> _QUOTED TEXT_
This case is expected to achieve the effect of reducing the movement speed Vc of the center of pressure CoP along the downward inclination.

Preferably, the tunnel-shaped or groove-shaped hollow extends from the rearfoot portion 1R to a position of at least 80% of the entire length of the shoe sole.

In this case, the hollow is expected to achieve an effect in a range from the rearfoot portion to the forefoot portion.

Preferably, the shoe sole includes:

the outsole 4 having a contact surface 4f; and

the midsole 1 forming the midsole 1 and arranged over the outsole 4.

The midsole 1 is made of a softer material than the outsole 4,

the midsole 1 includes the rearfoot portion 1R, the middle foot portion 1M, and the forefoot portion 1F;

the tunnel-shaped hollow 1T is provided in a range from 10 to 30% of the entire length of the shoe sole from the posterior end Se of the shoe sole; and

the tunnel-shaped or groove-shaped hollow 1T, 1G has a downward inclination toward the front direction in a range from 30 to 40% of the entire length of the shoe sole from the posterior end Se of the shoe sole.

Generally, the midsole is thick in the range from 10 to 30% to facilitate formation of the tunnel-shaped hollow.

The downward inclination is further provided at the hollow existing in the range from 30 to 40%. This will facilitate control of the movement speed Vc of the center of pressure CoP in the range from 10 to 40%.

> _GIVEN RECORDS_
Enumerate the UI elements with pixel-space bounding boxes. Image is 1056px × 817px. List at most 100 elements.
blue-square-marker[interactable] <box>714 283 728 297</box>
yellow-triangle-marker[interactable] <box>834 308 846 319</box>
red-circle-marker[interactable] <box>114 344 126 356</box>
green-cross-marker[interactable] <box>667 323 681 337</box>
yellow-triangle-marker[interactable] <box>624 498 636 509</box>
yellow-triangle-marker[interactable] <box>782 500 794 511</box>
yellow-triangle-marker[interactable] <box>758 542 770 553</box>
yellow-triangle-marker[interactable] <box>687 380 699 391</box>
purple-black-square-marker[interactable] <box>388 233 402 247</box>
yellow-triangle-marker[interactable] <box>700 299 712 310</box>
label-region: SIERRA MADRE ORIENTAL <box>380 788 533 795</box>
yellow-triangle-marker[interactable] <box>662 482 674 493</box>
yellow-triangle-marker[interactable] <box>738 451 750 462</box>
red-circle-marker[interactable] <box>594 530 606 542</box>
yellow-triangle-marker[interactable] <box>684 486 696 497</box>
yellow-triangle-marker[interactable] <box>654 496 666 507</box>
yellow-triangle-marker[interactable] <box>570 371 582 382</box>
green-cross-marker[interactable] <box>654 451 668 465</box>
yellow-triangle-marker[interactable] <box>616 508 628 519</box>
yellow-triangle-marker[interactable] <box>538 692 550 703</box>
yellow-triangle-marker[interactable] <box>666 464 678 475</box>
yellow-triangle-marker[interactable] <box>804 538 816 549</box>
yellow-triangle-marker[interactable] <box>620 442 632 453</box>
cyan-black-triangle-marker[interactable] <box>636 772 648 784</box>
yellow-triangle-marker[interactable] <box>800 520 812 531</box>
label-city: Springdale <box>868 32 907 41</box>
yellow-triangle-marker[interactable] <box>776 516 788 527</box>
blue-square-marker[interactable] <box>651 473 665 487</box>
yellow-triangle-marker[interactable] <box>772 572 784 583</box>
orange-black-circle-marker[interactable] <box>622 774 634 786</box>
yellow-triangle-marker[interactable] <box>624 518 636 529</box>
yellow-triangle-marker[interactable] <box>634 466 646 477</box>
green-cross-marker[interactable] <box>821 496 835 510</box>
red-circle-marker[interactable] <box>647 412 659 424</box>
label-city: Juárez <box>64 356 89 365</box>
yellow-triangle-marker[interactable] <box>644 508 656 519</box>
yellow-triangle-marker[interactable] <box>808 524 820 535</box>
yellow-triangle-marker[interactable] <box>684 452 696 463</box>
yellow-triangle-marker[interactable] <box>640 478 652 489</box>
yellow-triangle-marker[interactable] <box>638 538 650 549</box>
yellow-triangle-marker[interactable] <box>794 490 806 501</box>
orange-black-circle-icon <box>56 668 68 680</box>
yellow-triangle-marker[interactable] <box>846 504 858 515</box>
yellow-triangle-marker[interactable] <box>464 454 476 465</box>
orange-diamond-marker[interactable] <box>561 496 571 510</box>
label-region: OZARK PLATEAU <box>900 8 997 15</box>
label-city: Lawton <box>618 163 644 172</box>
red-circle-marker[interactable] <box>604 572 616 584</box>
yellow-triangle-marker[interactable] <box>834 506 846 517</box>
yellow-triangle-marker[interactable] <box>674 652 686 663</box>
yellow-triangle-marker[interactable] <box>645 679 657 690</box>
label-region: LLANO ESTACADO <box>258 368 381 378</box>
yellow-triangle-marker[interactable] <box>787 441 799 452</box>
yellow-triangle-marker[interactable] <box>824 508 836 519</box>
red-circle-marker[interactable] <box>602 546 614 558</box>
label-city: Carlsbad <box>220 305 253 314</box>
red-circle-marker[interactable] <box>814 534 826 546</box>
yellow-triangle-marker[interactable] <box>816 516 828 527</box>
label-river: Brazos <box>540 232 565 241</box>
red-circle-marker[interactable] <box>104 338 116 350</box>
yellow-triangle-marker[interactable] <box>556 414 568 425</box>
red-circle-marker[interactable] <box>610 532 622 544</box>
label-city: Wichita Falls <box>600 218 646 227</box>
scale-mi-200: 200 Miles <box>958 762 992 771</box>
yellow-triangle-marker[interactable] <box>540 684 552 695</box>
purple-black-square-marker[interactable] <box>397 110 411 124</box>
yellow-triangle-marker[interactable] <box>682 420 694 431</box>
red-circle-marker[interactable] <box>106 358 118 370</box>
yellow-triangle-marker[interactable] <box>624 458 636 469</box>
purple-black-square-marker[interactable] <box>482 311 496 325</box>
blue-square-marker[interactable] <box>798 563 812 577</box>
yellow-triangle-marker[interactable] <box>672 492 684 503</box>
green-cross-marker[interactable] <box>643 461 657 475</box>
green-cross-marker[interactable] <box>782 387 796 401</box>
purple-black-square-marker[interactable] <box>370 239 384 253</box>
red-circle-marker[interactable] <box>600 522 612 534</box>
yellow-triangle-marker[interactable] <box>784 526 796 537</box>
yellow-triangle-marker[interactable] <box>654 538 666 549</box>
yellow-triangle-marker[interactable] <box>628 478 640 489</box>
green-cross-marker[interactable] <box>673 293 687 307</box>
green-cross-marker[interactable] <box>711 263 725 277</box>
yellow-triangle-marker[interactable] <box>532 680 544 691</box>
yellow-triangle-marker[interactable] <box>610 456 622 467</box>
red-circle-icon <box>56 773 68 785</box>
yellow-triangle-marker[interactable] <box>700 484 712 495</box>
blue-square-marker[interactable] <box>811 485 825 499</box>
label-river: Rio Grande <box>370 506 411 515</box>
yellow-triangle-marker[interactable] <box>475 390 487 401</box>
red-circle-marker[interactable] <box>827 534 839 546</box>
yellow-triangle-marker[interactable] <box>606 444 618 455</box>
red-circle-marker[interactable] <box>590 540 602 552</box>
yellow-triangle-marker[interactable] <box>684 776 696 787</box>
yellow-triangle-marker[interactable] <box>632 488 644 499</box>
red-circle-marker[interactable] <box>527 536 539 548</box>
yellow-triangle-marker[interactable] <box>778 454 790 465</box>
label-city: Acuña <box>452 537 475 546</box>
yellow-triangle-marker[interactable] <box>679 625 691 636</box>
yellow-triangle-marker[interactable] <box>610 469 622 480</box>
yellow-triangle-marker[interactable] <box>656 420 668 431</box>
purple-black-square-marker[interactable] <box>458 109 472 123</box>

> _REQUIRED ACTIONS_
1 > According to the shoe sole text, which part is made of a softer material, the midsole or the outsole?
2 > Write a continuation of the shoe sole text, starting after its last sentence.
The lines that come after the shoe sole text are separate material.

> _RESPONSE LIST_
1 > The midsole 1 is made of a softer material than the outsole 4.

2 >
Preferably, the shoe sole includes the outsole 4 having a contact surface; and

the midsole 1 forming the midsole 1 and arranged over the outsole 4.

The midsole 1 is made of a softer material than the outsole 4; and

the midsole 1 is made of a harder material than an insole and a sock liner arranged over the midsole 1.

The foregoing midsole will fulfill performance as a midsole easily.

The hardness of the midsole is generally set from about 40 to about 75 degrees in terms of Asker C hardness, for example. Even if a material for the midsole has high hardness, giving a flexible structure to the midsole still fulfils a function corresponding to such hardness. Meanwhile, the hardness of an outsole is generally set from about 55 to about 70 degrees in terms of JIS A hardness. The hardness of 70 degrees in terms of this A hardness corresponds to about 86 degrees in terms of the foregoing C hardness.

An insole or a sock liner is generally softer than the midsole and is set at lower harness in terms of Asker C hardness than the midsole by a range from about 5 to about 30 degrees.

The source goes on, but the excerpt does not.